---------- Data supplied ----------

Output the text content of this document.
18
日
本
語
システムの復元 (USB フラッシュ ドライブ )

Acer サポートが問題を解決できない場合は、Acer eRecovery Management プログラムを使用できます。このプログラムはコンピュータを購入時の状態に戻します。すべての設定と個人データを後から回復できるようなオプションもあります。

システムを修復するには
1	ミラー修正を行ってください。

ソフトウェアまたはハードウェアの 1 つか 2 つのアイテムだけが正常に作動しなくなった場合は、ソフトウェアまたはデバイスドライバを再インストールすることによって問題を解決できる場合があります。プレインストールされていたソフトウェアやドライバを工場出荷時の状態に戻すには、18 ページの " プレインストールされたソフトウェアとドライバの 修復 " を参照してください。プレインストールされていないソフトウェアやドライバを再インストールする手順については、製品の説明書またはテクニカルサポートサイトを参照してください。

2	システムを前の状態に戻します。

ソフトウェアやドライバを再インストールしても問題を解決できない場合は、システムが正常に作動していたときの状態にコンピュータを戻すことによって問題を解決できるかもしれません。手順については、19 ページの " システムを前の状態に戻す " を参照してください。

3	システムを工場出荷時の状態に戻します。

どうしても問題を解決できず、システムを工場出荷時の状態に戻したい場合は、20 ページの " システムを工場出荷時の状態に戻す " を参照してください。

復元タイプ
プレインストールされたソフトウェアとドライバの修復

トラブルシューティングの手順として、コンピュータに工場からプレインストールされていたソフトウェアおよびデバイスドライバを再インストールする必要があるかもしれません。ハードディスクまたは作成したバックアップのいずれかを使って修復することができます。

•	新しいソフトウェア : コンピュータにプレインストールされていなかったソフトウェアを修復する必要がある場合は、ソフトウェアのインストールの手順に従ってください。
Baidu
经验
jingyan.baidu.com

----------

== Objective ==
Retype the listing above in full, with no alterations.

== Written solution ==
Output the text content of this document.
18
日
本
語
システムの復元 (USB フラッシュ ドライブ )

Acer サポートが問題を解決できない場合は、Acer eRecovery Management プログラムを使用できます。このプログラムはコンピュータを購入時の状態に戻します。すべての設定と個人データを後から回復できるようなオプションもあります。

システムを修復するには
1	ミラー修正を行ってください。

ソフトウェアまたはハードウェアの 1 つか 2 つのアイテムだけが正常に作動しなくなった場合は、ソフトウェアまたはデバイスドライバを再インストールすることによって問題を解決できる場合があります。プレインストールされていたソフトウェアやドライバを工場出荷時の状態に戻すには、18 ページの " プレインストールされたソフトウェアとドライバの 修復 " を参照してください。プレインストールされていないソフトウェアやドライバを再インストールする手順については、製品の説明書またはテクニカルサポートサイトを参照してください。

2	システムを前の状態に戻します。

ソフトウェアやドライバを再インストールしても問題を解決できない場合は、システムが正常に作動していたときの状態にコンピュータを戻すことによって問題を解決できるかもしれません。手順については、19 ページの " システムを前の状態に戻す " を参照してください。

3	システムを工場出荷時の状態に戻します。

どうしても問題を解決できず、システムを工場出荷時の状態に戻したい場合は、20 ページの " システムを工場出荷時の状態に戻す " を参照してください。

復元タイプ
プレインストールされたソフトウェアとドライバの修復

トラブルシューティングの手順として、コンピュータに工場からプレインストールされていたソフトウェアおよびデバイスドライバを再インストールする必要があるかもしれません。ハードディスクまたは作成したバックアップのいずれかを使って修復することができます。

•	新しいソフトウェア : コンピュータにプレインストールされていなかったソフトウェアを修復する必要がある場合は、ソフトウェアのインストールの手順に従ってください。
Baidu
经验
jingyan.baidu.com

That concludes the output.